● **Directive**
Transcribe each record below word for word.

Data extracted from a collection:

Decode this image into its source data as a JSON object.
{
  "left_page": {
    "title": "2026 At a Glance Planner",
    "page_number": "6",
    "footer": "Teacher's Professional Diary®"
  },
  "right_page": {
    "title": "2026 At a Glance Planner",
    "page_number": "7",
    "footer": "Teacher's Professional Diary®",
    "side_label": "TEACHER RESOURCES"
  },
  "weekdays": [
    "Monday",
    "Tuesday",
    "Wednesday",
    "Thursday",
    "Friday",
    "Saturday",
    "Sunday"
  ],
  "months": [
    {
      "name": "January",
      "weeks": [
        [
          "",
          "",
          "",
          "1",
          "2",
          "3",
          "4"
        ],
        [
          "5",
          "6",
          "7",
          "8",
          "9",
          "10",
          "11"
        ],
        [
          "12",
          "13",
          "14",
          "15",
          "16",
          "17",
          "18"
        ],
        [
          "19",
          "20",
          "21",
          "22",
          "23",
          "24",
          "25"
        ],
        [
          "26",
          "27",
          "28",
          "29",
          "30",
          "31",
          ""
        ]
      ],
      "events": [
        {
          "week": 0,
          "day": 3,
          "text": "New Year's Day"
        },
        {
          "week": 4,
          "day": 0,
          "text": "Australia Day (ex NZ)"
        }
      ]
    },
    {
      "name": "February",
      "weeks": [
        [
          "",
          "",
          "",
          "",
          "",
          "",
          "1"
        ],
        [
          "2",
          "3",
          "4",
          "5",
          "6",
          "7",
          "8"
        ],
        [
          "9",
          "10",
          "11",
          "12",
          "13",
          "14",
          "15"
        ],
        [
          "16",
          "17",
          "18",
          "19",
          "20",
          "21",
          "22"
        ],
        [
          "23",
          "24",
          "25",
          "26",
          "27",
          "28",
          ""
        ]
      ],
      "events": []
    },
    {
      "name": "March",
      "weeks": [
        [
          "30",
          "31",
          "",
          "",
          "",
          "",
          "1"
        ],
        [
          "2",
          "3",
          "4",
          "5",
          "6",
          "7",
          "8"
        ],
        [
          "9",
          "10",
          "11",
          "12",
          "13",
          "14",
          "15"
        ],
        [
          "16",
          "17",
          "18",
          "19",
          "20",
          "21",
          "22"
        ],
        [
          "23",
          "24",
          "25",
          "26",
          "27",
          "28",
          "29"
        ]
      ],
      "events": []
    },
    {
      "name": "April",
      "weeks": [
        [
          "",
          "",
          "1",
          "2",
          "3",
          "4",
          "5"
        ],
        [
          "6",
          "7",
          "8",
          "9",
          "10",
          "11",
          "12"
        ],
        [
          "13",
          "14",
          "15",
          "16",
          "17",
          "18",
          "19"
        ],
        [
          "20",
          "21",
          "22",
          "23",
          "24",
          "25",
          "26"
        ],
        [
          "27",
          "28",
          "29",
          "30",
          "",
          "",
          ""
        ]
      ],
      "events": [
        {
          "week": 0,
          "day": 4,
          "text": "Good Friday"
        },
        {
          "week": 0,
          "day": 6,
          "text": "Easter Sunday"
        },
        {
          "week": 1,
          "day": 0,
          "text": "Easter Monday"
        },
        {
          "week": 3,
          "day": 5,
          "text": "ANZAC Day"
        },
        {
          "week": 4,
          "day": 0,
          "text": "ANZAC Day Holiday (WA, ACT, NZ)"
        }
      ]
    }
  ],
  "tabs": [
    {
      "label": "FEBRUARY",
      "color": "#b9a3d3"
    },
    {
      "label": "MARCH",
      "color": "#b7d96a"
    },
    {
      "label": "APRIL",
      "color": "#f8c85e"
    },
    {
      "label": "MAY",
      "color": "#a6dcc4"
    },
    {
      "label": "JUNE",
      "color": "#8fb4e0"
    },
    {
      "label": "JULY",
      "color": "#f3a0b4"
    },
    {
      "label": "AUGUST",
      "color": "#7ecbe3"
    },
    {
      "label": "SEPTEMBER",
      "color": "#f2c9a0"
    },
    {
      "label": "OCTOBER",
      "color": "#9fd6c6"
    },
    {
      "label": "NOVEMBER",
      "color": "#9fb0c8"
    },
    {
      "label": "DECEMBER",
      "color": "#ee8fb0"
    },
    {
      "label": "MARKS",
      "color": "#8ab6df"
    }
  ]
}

● **The solution**
Decode this image into its source data as a JSON object.
{
  "left_page": {
    "title": "2026 At a Glance Planner",
    "page_number": "6",
    "footer": "Teacher's Professional Diary®"
  },
  "right_page": {
    "title": "2026 At a Glance Planner",
    "page_number": "7",
    "footer": "Teacher's Professional Diary®",
    "side_label": "TEACHER RESOURCES"
  },
  "weekdays": [
    "Monday",
    "Tuesday",
    "Wednesday",
    "Thursday",
    "Friday",
    "Saturday",
    "Sunday"
  ],
  "months": [
    {
      "name": "January",
      "weeks": [
        [
          "",
          "",
          "",
          "1",
          "2",
          "3",
          "4"
        ],
        [
          "5",
          "6",
          "7",
          "8",
          "9",
          "10",
          "11"
        ],
        [
          "12",
          "13",
          "14",
          "15",
          "16",
          "17",
          "18"
        ],
        [
          "19",
          "20",
          "21",
          "22",
          "23",
          "24",
          "25"
        ],
        [
          "26",
          "27",
          "28",
          "29",
          "30",
          "31",
          ""
        ]
      ],
      "events": [
        {
          "week": 0,
          "day": 3,
          "text": "New Year's Day"
        },
        {
          "week": 4,
          "day": 0,
          "text": "Australia Day (ex NZ)"
        }
      ]
    },
    {
      "name": "February",
      "weeks": [
        [
          "",
          "",
          "",
          "",
          "",
          "",
          "1"
        ],
        [
          "2",
          "3",
          "4",
          "5",
          "6",
          "7",
          "8"
        ],
        [
          "9",
          "10",
          "11",
          "12",
          "13",
          "14",
          "15"
        ],
        [
          "16",
          "17",
          "18",
          "19",
          "20",
          "21",
          "22"
        ],
        [
          "23",
          "24",
          "25",
          "26",
          "27",
          "28",
          ""
        ]
      ],
      "events": []
    },
    {
      "name": "March",
      "weeks": [
        [
          "30",
          "31",
          "",
          "",
          "",
          "",
          "1"
        ],
        [
          "2",
          "3",
          "4",
          "5",
          "6",
          "7",
          "8"
        ],
        [
          "9",
          "10",
          "11",
          "12",
          "13",
          "14",
          "15"
        ],
        [
          "16",
          "17",
          "18",
          "19",
          "20",
          "21",
          "22"
        ],
        [
          "23",
          "24",
          "25",
          "26",
          "27",
          "28",
          "29"
        ]
      ],
      "events": []
    },
    {
      "name": "April",
      "weeks": [
        [
          "",
          "",
          "1",
          "2",
          "3",
          "4",
          "5"
        ],
        [
          "6",
          "7",
          "8",
          "9",
          "10",
          "11",
          "12"
        ],
        [
          "13",
          "14",
          "15",
          "16",
          "17",
          "18",
          "19"
        ],
        [
          "20",
          "21",
          "22",
          "23",
          "24",
          "25",
          "26"
        ],
        [
          "27",
          "28",
          "29",
          "30",
          "",
          "",
          ""
        ]
      ],
      "events": [
        {
          "week": 0,
          "day": 4,
          "text": "Good Friday"
        },
        {
          "week": 0,
          "day": 6,
          "text": "Easter Sunday"
        },
        {
          "week": 1,
          "day": 0,
          "text": "Easter Monday"
        },
        {
          "week": 3,
          "day": 5,
          "text": "ANZAC Day"
        },
        {
          "week": 4,
          "day": 0,
          "text": "ANZAC Day Holiday (WA, ACT, NZ)"
        }
      ]
    }
  ],
  "tabs": [
    {
      "label": "FEBRUARY",
      "color": "#b9a3d3"
    },
    {
      "label": "MARCH",
      "color": "#b7d96a"
    },
    {
      "label": "APRIL",
      "color": "#f8c85e"
    },
    {
      "label": "MAY",
      "color": "#a6dcc4"
    },
    {
      "label": "JUNE",
      "color": "#8fb4e0"
    },
    {
      "label": "JULY",
      "color": "#f3a0b4"
    },
    {
      "label": "AUGUST",
      "color": "#7ecbe3"
    },
    {
      "label": "SEPTEMBER",
      "color": "#f2c9a0"
    },
    {
      "label": "OCTOBER",
      "color": "#9fd6c6"
    },
    {
      "label": "NOVEMBER",
      "color": "#9fb0c8"
    },
    {
      "label": "DECEMBER",
      "color": "#ee8fb0"
    },
    {
      "label": "MARKS",
      "color": "#8ab6df"
    }
  ]
}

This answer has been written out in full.